*Written task*: Find every line with "this" in it, then report how many there are and nothing more.

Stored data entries
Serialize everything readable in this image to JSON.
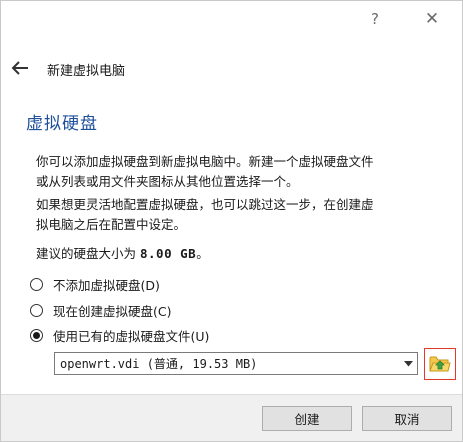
{
  "window": {
    "help_glyph": "?",
    "close_glyph": "✕"
  },
  "nav": {
    "title": "新建虚拟电脑"
  },
  "page": {
    "heading": "虚拟硬盘",
    "para1_line1": "你可以添加虚拟硬盘到新虚拟电脑中。新建一个虚拟硬盘文件",
    "para1_line2": "或从列表或用文件夹图标从其他位置选择一个。",
    "para2_line1": "如果想更灵活地配置虚拟硬盘，也可以跳过这一步，在创建虚",
    "para2_line2": "拟电脑之后在配置中设定。",
    "recommended_prefix": "建议的硬盘大小为",
    "recommended_size": "8.00 GB",
    "recommended_suffix": "。"
  },
  "options": [
    {
      "label": "不添加虚拟硬盘(D)",
      "checked": false
    },
    {
      "label": "现在创建虚拟硬盘(C)",
      "checked": false
    },
    {
      "label": "使用已有的虚拟硬盘文件(U)",
      "checked": true
    }
  ],
  "disk_select": {
    "value": "openwrt.vdi (普通, 19.53 MB)"
  },
  "buttons": {
    "create": "创建",
    "cancel": "取消"
  },
  "colors": {
    "heading": "#1e4f9c",
    "folder_highlight": "#e03a2f"
  },
  "icons": {
    "back": "back-arrow-icon",
    "dropdown": "chevron-down-icon",
    "folder": "folder-open-icon"
  }
}
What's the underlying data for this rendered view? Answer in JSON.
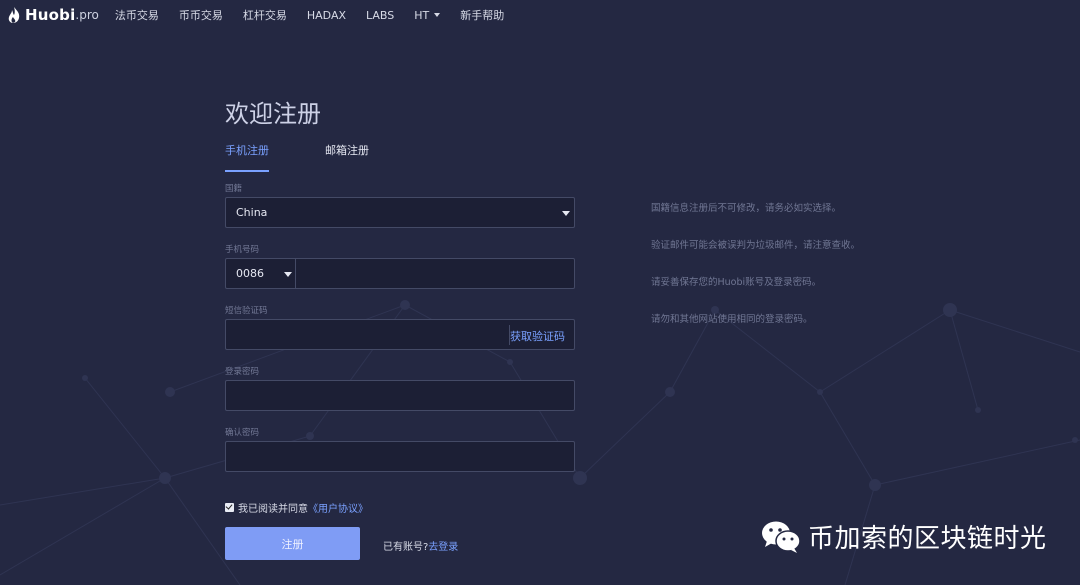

*Answer below*: 2